§ What you should do:
Output the material beneath this task exactly, images excluded.

§ Provided records:
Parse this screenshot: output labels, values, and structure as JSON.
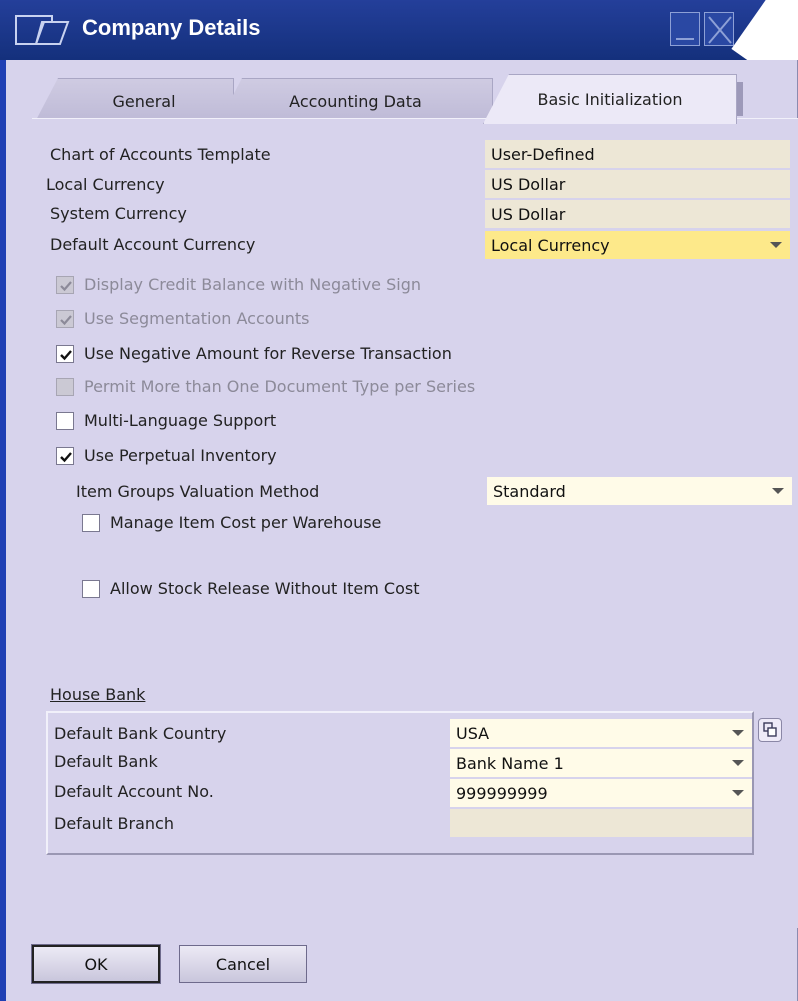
{
  "window": {
    "title": "Company Details",
    "colors": {
      "titlebar": "#1b3a8f",
      "panel": "#d7d3ec",
      "highlight": "#fde98a"
    }
  },
  "tabs": [
    {
      "label": "General",
      "active": false
    },
    {
      "label": "Accounting Data",
      "active": false
    },
    {
      "label": "Basic Initialization",
      "active": true
    }
  ],
  "fields": {
    "chart_template": {
      "label": "Chart of Accounts Template",
      "value": "User-Defined"
    },
    "local_currency": {
      "label": "Local Currency",
      "value": "US Dollar"
    },
    "system_currency": {
      "label": "System Currency",
      "value": "US Dollar"
    },
    "default_account_currency": {
      "label": "Default Account Currency",
      "value": "Local Currency"
    }
  },
  "checkboxes": {
    "display_credit": {
      "label": "Display Credit Balance with Negative Sign",
      "checked": true,
      "enabled": false
    },
    "segmentation": {
      "label": "Use Segmentation Accounts",
      "checked": true,
      "enabled": false
    },
    "negative_amount": {
      "label": "Use Negative Amount for Reverse Transaction",
      "checked": true,
      "enabled": true
    },
    "permit_more": {
      "label": "Permit More than One Document Type per Series",
      "checked": false,
      "enabled": false
    },
    "multi_language": {
      "label": "Multi-Language Support",
      "checked": false,
      "enabled": true
    },
    "perpetual": {
      "label": "Use Perpetual Inventory",
      "checked": true,
      "enabled": true
    },
    "manage_cost": {
      "label": "Manage Item Cost per Warehouse",
      "checked": false,
      "enabled": true
    },
    "allow_stock": {
      "label": "Allow Stock Release Without Item Cost",
      "checked": false,
      "enabled": true
    }
  },
  "valuation": {
    "label": "Item Groups Valuation Method",
    "value": "Standard"
  },
  "house_bank": {
    "title": "House Bank",
    "rows": [
      {
        "label": "Default Bank Country",
        "value": "USA"
      },
      {
        "label": "Default Bank",
        "value": "Bank Name 1"
      },
      {
        "label": "Default Account No.",
        "value": "999999999"
      },
      {
        "label": "Default Branch",
        "value": ""
      }
    ]
  },
  "buttons": {
    "ok": "OK",
    "cancel": "Cancel"
  }
}
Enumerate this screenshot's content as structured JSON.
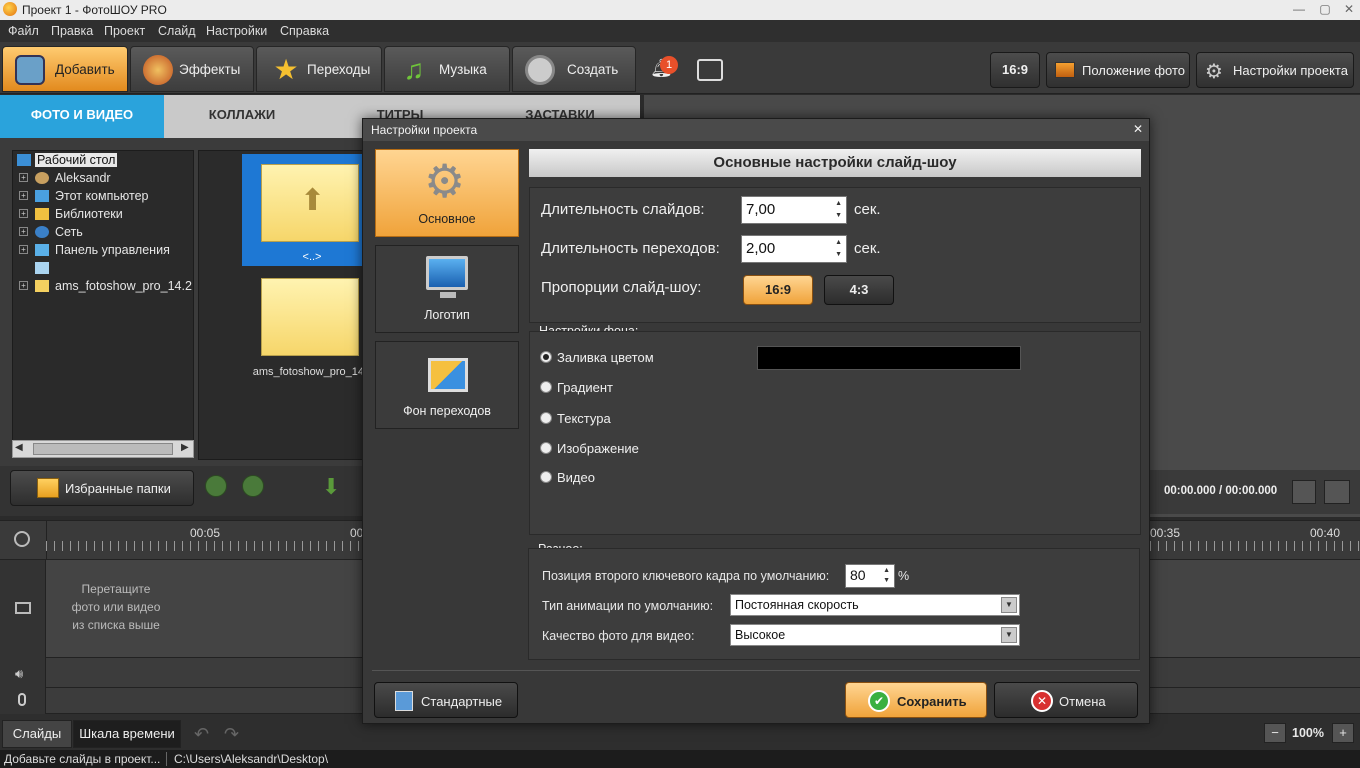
{
  "window": {
    "title": "Проект 1 - ФотоШОУ PRO",
    "minimize": "—",
    "maximize": "▢",
    "close": "✕"
  },
  "menu": [
    "Файл",
    "Правка",
    "Проект",
    "Слайд",
    "Настройки",
    "Справка"
  ],
  "toolbar": {
    "tabs": [
      {
        "label": "Добавить",
        "icon": "camera-icon"
      },
      {
        "label": "Эффекты",
        "icon": "palette-icon"
      },
      {
        "label": "Переходы",
        "icon": "star-icon"
      },
      {
        "label": "Музыка",
        "icon": "music-icon"
      },
      {
        "label": "Создать",
        "icon": "film-reel-icon"
      }
    ],
    "notification_count": "1",
    "ratio_button": "16:9",
    "photo_position_button": "Положение фото",
    "project_settings_button": "Настройки проекта"
  },
  "subtabs": [
    "ФОТО И ВИДЕО",
    "КОЛЛАЖИ",
    "ТИТРЫ",
    "ЗАСТАВКИ"
  ],
  "tree": [
    {
      "label": "Рабочий стол",
      "icon": "desktop-icon",
      "expander": ""
    },
    {
      "label": "Aleksandr",
      "icon": "user-folder-icon",
      "expander": "+"
    },
    {
      "label": "Этот компьютер",
      "icon": "computer-icon",
      "expander": "+"
    },
    {
      "label": "Библиотеки",
      "icon": "library-icon",
      "expander": "+"
    },
    {
      "label": "Сеть",
      "icon": "network-icon",
      "expander": "+"
    },
    {
      "label": "Панель управления",
      "icon": "control-panel-icon",
      "expander": "+"
    },
    {
      "label": "",
      "icon": "recycle-bin-icon",
      "expander": ""
    },
    {
      "label": "ams_fotoshow_pro_14.2",
      "icon": "folder-icon",
      "expander": "+"
    }
  ],
  "files": [
    {
      "label": "<..>"
    },
    {
      "label": "ams_fotoshow_pro_14"
    }
  ],
  "favorites_button": "Избранные папки",
  "player": {
    "time": "00:00.000 / 00:00.000"
  },
  "ruler": {
    "ticks": [
      "00:05",
      "00",
      "00:35",
      "00:40"
    ]
  },
  "track": {
    "hint_line1": "Перетащите",
    "hint_line2": "фото или видео",
    "hint_line3": "из списка выше"
  },
  "bottom": {
    "slides_tab": "Слайды",
    "timeline_tab": "Шкала времени",
    "zoom": "100%"
  },
  "status": {
    "left": "Добавьте слайды в проект...",
    "path": "C:\\Users\\Aleksandr\\Desktop\\"
  },
  "dialog": {
    "title": "Настройки проекта",
    "nav": [
      {
        "label": "Основное",
        "icon": "gear-icon"
      },
      {
        "label": "Логотип",
        "icon": "monitor-logo-icon"
      },
      {
        "label": "Фон переходов",
        "icon": "transition-bg-icon"
      }
    ],
    "header": "Основные настройки слайд-шоу",
    "slide_duration_label": "Длительность слайдов:",
    "slide_duration_value": "7,00",
    "transition_duration_label": "Длительность переходов:",
    "transition_duration_value": "2,00",
    "unit": "сек.",
    "proportions_label": "Пропорции слайд-шоу:",
    "ratio_169": "16:9",
    "ratio_43": "4:3",
    "bg_section": "Настройки фона:",
    "bg_options": [
      "Заливка цветом",
      "Градиент",
      "Текстура",
      "Изображение",
      "Видео"
    ],
    "bg_selected": "Заливка цветом",
    "bg_color": "#000000",
    "misc_section": "Разное:",
    "keyframe_label": "Позиция второго ключевого кадра по умолчанию:",
    "keyframe_value": "80",
    "percent": "%",
    "animation_label": "Тип анимации по умолчанию:",
    "animation_value": "Постоянная скорость",
    "quality_label": "Качество фото для видео:",
    "quality_value": "Высокое",
    "defaults_button": "Стандартные",
    "save_button": "Сохранить",
    "cancel_button": "Отмена",
    "close": "✕"
  }
}
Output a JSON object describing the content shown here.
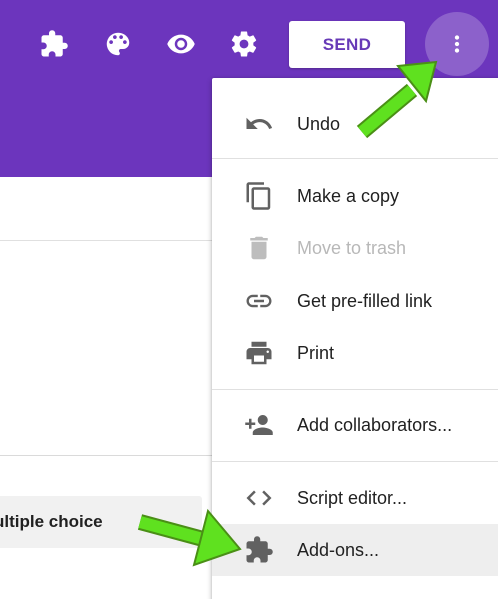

§ Expected answer:
Parse this screenshot: output labels, values, and structure as JSON.
{
  "window": {
    "title": "Company Details",
    "colors": {
      "titlebar": "#1b3a8f",
      "panel": "#d7d3ec",
      "highlight": "#fde98a"
    }
  },
  "tabs": [
    {
      "label": "General",
      "active": false
    },
    {
      "label": "Accounting Data",
      "active": false
    },
    {
      "label": "Basic Initialization",
      "active": true
    }
  ],
  "fields": {
    "chart_template": {
      "label": "Chart of Accounts Template",
      "value": "User-Defined"
    },
    "local_currency": {
      "label": "Local Currency",
      "value": "US Dollar"
    },
    "system_currency": {
      "label": "System Currency",
      "value": "US Dollar"
    },
    "default_account_currency": {
      "label": "Default Account Currency",
      "value": "Local Currency"
    }
  },
  "checkboxes": {
    "display_credit": {
      "label": "Display Credit Balance with Negative Sign",
      "checked": true,
      "enabled": false
    },
    "segmentation": {
      "label": "Use Segmentation Accounts",
      "checked": true,
      "enabled": false
    },
    "negative_amount": {
      "label": "Use Negative Amount for Reverse Transaction",
      "checked": true,
      "enabled": true
    },
    "permit_more": {
      "label": "Permit More than One Document Type per Series",
      "checked": false,
      "enabled": false
    },
    "multi_language": {
      "label": "Multi-Language Support",
      "checked": false,
      "enabled": true
    },
    "perpetual": {
      "label": "Use Perpetual Inventory",
      "checked": true,
      "enabled": true
    },
    "manage_cost": {
      "label": "Manage Item Cost per Warehouse",
      "checked": false,
      "enabled": true
    },
    "allow_stock": {
      "label": "Allow Stock Release Without Item Cost",
      "checked": false,
      "enabled": true
    }
  },
  "valuation": {
    "label": "Item Groups Valuation Method",
    "value": "Standard"
  },
  "house_bank": {
    "title": "House Bank",
    "rows": [
      {
        "label": "Default Bank Country",
        "value": "USA"
      },
      {
        "label": "Default Bank",
        "value": "Bank Name 1"
      },
      {
        "label": "Default Account No.",
        "value": "999999999"
      },
      {
        "label": "Default Branch",
        "value": ""
      }
    ]
  },
  "buttons": {
    "ok": "OK",
    "cancel": "Cancel"
  }
}
Enumerate this screenshot's content as structured JSON.
{
  "window": {
    "title": "Проект 1 - ФотоШОУ PRO",
    "minimize": "—",
    "maximize": "▢",
    "close": "✕"
  },
  "menu": [
    "Файл",
    "Правка",
    "Проект",
    "Слайд",
    "Настройки",
    "Справка"
  ],
  "toolbar": {
    "tabs": [
      {
        "label": "Добавить",
        "icon": "camera-icon"
      },
      {
        "label": "Эффекты",
        "icon": "palette-icon"
      },
      {
        "label": "Переходы",
        "icon": "star-icon"
      },
      {
        "label": "Музыка",
        "icon": "music-icon"
      },
      {
        "label": "Создать",
        "icon": "film-reel-icon"
      }
    ],
    "notification_count": "1",
    "ratio_button": "16:9",
    "photo_position_button": "Положение фото",
    "project_settings_button": "Настройки проекта"
  },
  "subtabs": [
    "ФОТО И ВИДЕО",
    "КОЛЛАЖИ",
    "ТИТРЫ",
    "ЗАСТАВКИ"
  ],
  "tree": [
    {
      "label": "Рабочий стол",
      "icon": "desktop-icon",
      "expander": ""
    },
    {
      "label": "Aleksandr",
      "icon": "user-folder-icon",
      "expander": "+"
    },
    {
      "label": "Этот компьютер",
      "icon": "computer-icon",
      "expander": "+"
    },
    {
      "label": "Библиотеки",
      "icon": "library-icon",
      "expander": "+"
    },
    {
      "label": "Сеть",
      "icon": "network-icon",
      "expander": "+"
    },
    {
      "label": "Панель управления",
      "icon": "control-panel-icon",
      "expander": "+"
    },
    {
      "label": "",
      "icon": "recycle-bin-icon",
      "expander": ""
    },
    {
      "label": "ams_fotoshow_pro_14.2",
      "icon": "folder-icon",
      "expander": "+"
    }
  ],
  "files": [
    {
      "label": "<..>"
    },
    {
      "label": "ams_fotoshow_pro_14"
    }
  ],
  "favorites_button": "Избранные папки",
  "player": {
    "time": "00:00.000 / 00:00.000"
  },
  "ruler": {
    "ticks": [
      "00:05",
      "00",
      "00:35",
      "00:40"
    ]
  },
  "track": {
    "hint_line1": "Перетащите",
    "hint_line2": "фото или видео",
    "hint_line3": "из списка выше"
  },
  "bottom": {
    "slides_tab": "Слайды",
    "timeline_tab": "Шкала времени",
    "zoom": "100%"
  },
  "status": {
    "left": "Добавьте слайды в проект...",
    "path": "C:\\Users\\Aleksandr\\Desktop\\"
  },
  "dialog": {
    "title": "Настройки проекта",
    "nav": [
      {
        "label": "Основное",
        "icon": "gear-icon"
      },
      {
        "label": "Логотип",
        "icon": "monitor-logo-icon"
      },
      {
        "label": "Фон переходов",
        "icon": "transition-bg-icon"
      }
    ],
    "header": "Основные настройки слайд-шоу",
    "slide_duration_label": "Длительность слайдов:",
    "slide_duration_value": "7,00",
    "transition_duration_label": "Длительность переходов:",
    "transition_duration_value": "2,00",
    "unit": "сек.",
    "proportions_label": "Пропорции слайд-шоу:",
    "ratio_169": "16:9",
    "ratio_43": "4:3",
    "bg_section": "Настройки фона:",
    "bg_options": [
      "Заливка цветом",
      "Градиент",
      "Текстура",
      "Изображение",
      "Видео"
    ],
    "bg_selected": "Заливка цветом",
    "bg_color": "#000000",
    "misc_section": "Разное:",
    "keyframe_label": "Позиция второго ключевого кадра по умолчанию:",
    "keyframe_value": "80",
    "percent": "%",
    "animation_label": "Тип анимации по умолчанию:",
    "animation_value": "Постоянная скорость",
    "quality_label": "Качество фото для видео:",
    "quality_value": "Высокое",
    "defaults_button": "Стандартные",
    "save_button": "Сохранить",
    "cancel_button": "Отмена",
    "close": "✕"
  }
}
Output a JSON object describing the content shown here.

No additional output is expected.